— start DATA SUPPLIED —

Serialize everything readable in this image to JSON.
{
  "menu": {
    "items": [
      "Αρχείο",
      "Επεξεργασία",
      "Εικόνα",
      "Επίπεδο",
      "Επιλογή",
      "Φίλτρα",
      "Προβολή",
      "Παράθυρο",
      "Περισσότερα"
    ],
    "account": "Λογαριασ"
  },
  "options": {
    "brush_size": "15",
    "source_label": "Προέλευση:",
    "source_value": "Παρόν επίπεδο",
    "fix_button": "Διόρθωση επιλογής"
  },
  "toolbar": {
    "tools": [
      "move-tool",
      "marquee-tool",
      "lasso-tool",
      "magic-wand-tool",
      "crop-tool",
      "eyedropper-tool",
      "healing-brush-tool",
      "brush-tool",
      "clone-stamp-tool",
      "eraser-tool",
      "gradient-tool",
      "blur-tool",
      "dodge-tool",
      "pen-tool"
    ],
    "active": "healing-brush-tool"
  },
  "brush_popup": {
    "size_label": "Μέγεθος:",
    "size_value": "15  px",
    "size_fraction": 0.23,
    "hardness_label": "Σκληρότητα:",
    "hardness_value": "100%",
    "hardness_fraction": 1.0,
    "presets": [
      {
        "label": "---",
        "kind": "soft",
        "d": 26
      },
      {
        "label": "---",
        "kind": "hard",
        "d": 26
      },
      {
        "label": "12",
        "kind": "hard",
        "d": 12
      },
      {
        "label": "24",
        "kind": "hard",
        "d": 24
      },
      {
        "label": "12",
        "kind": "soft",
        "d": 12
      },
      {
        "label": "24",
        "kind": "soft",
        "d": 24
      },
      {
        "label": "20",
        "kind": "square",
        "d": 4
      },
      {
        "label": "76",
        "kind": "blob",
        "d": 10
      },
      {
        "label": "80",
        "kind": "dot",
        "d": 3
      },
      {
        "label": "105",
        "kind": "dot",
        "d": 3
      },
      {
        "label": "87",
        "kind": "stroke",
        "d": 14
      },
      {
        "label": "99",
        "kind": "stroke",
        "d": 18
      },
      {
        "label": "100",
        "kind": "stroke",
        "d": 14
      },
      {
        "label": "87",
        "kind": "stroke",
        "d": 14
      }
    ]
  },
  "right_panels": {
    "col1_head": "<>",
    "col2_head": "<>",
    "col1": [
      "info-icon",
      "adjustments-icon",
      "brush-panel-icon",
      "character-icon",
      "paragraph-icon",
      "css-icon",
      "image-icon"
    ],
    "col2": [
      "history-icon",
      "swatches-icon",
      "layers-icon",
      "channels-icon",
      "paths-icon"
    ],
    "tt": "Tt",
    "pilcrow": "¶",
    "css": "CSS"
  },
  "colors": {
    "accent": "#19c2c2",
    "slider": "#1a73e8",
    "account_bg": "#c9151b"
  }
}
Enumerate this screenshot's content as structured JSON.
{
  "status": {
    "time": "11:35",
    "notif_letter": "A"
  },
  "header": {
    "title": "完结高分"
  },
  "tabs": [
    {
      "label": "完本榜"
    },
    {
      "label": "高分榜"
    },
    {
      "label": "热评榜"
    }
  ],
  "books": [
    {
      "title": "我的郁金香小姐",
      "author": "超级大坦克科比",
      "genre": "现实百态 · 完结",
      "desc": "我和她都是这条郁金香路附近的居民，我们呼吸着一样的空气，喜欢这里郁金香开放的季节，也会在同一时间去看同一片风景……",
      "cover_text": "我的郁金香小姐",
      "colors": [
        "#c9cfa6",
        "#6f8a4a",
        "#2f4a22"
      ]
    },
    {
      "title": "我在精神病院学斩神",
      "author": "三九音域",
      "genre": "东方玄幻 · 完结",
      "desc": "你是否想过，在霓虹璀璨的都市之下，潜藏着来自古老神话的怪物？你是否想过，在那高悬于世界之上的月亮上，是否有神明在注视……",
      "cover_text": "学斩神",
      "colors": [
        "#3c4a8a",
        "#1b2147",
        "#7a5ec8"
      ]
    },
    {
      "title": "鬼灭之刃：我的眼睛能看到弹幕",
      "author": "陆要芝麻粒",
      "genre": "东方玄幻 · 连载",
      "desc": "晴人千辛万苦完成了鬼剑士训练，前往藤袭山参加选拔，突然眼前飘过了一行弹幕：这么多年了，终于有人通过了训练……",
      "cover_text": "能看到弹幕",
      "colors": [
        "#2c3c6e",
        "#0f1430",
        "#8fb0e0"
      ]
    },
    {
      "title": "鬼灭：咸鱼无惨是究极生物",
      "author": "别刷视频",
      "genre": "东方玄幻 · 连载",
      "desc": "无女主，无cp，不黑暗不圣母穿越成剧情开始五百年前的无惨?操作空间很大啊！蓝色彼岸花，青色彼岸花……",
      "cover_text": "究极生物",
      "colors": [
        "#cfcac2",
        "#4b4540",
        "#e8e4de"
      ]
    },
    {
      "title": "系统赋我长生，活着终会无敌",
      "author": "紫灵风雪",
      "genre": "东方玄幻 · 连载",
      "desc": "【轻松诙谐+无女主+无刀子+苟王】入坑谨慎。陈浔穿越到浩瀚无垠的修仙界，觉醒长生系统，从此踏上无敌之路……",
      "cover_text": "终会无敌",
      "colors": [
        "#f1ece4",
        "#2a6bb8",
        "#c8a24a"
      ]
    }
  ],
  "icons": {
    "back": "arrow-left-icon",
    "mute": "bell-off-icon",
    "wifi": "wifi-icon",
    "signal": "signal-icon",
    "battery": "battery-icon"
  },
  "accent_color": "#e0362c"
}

— end DATA SUPPLIED —

● PROBLEM TO WORK ON: Whichever lines contain the string "healing", select and copy them.

● EXPECTED ANSWER:
      "healing-brush-tool",
    "active": "healing-brush-tool"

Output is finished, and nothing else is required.